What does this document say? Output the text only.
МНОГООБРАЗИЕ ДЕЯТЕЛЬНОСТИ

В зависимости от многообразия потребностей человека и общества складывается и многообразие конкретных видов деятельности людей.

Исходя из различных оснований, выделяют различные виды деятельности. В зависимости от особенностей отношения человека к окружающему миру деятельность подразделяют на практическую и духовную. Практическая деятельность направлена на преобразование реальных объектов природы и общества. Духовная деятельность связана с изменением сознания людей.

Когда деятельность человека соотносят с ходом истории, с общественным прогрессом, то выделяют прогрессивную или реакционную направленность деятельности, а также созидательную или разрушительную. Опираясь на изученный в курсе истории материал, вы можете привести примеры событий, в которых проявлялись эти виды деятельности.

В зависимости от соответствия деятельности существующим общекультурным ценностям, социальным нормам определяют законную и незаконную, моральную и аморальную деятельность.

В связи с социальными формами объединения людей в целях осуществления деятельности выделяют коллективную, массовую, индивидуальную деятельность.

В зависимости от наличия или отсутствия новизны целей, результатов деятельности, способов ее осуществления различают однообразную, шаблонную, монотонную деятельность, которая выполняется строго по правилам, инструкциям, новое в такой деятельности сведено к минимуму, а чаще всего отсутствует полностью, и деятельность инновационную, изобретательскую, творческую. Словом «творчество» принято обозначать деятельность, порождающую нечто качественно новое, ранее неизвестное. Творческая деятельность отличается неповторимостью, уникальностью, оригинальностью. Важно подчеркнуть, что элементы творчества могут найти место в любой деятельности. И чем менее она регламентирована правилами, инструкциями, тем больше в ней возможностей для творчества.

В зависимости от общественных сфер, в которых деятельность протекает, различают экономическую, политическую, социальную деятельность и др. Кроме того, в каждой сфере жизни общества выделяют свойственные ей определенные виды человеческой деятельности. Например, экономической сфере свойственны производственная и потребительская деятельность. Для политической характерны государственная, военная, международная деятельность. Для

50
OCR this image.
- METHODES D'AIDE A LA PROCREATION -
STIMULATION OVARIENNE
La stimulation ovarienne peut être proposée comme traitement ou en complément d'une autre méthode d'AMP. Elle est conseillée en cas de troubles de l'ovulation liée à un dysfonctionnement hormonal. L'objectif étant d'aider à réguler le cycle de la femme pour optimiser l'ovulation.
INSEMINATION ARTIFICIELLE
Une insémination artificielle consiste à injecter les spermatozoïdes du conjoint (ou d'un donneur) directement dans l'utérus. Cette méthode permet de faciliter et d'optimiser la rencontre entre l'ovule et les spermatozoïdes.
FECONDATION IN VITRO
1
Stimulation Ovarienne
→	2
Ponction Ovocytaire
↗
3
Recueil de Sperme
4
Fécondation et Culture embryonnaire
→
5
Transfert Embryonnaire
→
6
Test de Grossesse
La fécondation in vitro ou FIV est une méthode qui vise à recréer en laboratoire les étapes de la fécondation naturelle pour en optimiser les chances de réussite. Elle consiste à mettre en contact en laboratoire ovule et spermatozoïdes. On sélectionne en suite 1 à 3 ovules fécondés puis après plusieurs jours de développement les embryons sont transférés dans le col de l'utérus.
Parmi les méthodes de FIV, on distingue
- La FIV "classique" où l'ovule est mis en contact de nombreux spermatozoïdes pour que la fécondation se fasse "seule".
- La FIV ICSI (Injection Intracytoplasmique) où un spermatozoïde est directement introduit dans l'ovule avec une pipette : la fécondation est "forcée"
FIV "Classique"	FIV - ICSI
-=-=-
THE REQUEST:
Pull out each line of the entries that contains "this".

REPLY:
What does this document say? Output the text only.
OCR this image.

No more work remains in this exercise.